» **Chart and figure data**
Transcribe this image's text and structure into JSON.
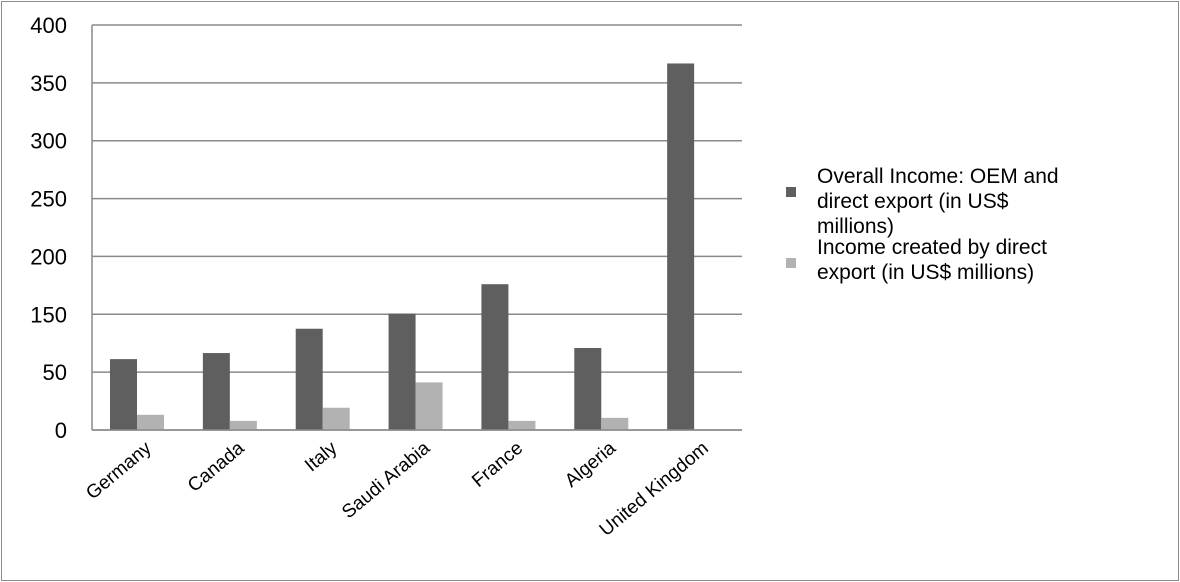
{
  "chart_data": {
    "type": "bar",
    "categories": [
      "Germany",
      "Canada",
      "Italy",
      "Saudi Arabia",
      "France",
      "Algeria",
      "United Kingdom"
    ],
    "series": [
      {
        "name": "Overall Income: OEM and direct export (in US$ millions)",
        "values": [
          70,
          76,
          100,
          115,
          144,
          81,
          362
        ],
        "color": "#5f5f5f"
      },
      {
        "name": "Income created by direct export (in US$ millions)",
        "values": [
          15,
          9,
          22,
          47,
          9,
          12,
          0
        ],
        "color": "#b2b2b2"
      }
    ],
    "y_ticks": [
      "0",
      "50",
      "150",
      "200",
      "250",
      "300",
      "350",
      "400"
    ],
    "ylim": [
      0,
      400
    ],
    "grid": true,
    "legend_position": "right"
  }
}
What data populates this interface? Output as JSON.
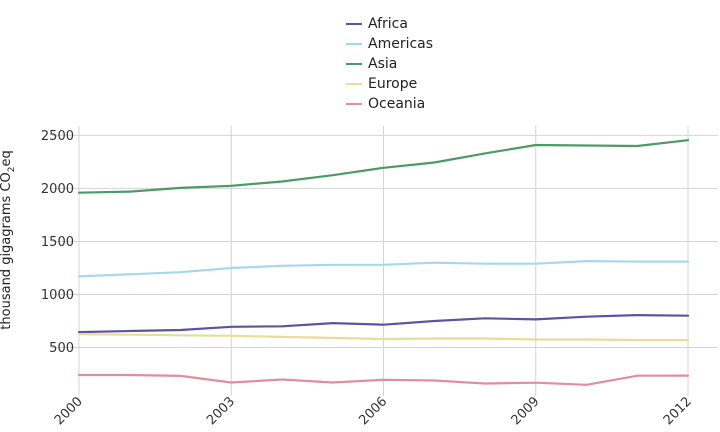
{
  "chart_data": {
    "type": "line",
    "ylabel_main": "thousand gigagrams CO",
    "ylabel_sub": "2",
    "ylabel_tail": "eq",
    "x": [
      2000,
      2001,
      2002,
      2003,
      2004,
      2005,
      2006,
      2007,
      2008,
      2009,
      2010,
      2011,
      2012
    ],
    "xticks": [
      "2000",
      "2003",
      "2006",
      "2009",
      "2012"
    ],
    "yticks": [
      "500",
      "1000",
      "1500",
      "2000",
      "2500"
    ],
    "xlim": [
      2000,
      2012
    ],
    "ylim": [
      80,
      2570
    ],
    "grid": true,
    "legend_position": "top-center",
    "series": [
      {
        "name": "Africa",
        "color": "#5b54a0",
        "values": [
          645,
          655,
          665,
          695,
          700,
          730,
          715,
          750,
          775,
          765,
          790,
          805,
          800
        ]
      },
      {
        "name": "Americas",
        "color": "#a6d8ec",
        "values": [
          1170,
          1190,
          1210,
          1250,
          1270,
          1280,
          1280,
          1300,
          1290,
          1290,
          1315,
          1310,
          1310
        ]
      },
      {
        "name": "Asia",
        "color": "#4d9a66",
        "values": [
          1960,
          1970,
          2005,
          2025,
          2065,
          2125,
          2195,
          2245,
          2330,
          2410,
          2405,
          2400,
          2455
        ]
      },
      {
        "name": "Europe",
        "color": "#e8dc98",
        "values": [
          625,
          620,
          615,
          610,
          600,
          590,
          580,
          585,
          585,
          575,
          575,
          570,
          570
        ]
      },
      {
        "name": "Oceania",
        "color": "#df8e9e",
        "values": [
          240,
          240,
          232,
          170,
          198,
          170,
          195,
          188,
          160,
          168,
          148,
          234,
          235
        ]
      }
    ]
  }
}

» **THE PROBLEM**
Reproduce all of the entries word for word, skipping any pictures they hold.

» **FINAL RESULT**
Transcribe this image's text and structure into JSON.
{
  "chart_data": {
    "type": "bar",
    "categories": [
      "Germany",
      "Canada",
      "Italy",
      "Saudi Arabia",
      "France",
      "Algeria",
      "United Kingdom"
    ],
    "series": [
      {
        "name": "Overall Income: OEM and direct export (in US$ millions)",
        "values": [
          70,
          76,
          100,
          115,
          144,
          81,
          362
        ],
        "color": "#5f5f5f"
      },
      {
        "name": "Income created by direct export (in US$ millions)",
        "values": [
          15,
          9,
          22,
          47,
          9,
          12,
          0
        ],
        "color": "#b2b2b2"
      }
    ],
    "y_ticks": [
      "0",
      "50",
      "150",
      "200",
      "250",
      "300",
      "350",
      "400"
    ],
    "ylim": [
      0,
      400
    ],
    "grid": true,
    "legend_position": "right"
  }
}
What data populates this interface? Output as JSON.
{
  "chart_data": {
    "type": "line",
    "ylabel_main": "thousand gigagrams CO",
    "ylabel_sub": "2",
    "ylabel_tail": "eq",
    "x": [
      2000,
      2001,
      2002,
      2003,
      2004,
      2005,
      2006,
      2007,
      2008,
      2009,
      2010,
      2011,
      2012
    ],
    "xticks": [
      "2000",
      "2003",
      "2006",
      "2009",
      "2012"
    ],
    "yticks": [
      "500",
      "1000",
      "1500",
      "2000",
      "2500"
    ],
    "xlim": [
      2000,
      2012
    ],
    "ylim": [
      80,
      2570
    ],
    "grid": true,
    "legend_position": "top-center",
    "series": [
      {
        "name": "Africa",
        "color": "#5b54a0",
        "values": [
          645,
          655,
          665,
          695,
          700,
          730,
          715,
          750,
          775,
          765,
          790,
          805,
          800
        ]
      },
      {
        "name": "Americas",
        "color": "#a6d8ec",
        "values": [
          1170,
          1190,
          1210,
          1250,
          1270,
          1280,
          1280,
          1300,
          1290,
          1290,
          1315,
          1310,
          1310
        ]
      },
      {
        "name": "Asia",
        "color": "#4d9a66",
        "values": [
          1960,
          1970,
          2005,
          2025,
          2065,
          2125,
          2195,
          2245,
          2330,
          2410,
          2405,
          2400,
          2455
        ]
      },
      {
        "name": "Europe",
        "color": "#e8dc98",
        "values": [
          625,
          620,
          615,
          610,
          600,
          590,
          580,
          585,
          585,
          575,
          575,
          570,
          570
        ]
      },
      {
        "name": "Oceania",
        "color": "#df8e9e",
        "values": [
          240,
          240,
          232,
          170,
          198,
          170,
          195,
          188,
          160,
          168,
          148,
          234,
          235
        ]
      }
    ]
  }
}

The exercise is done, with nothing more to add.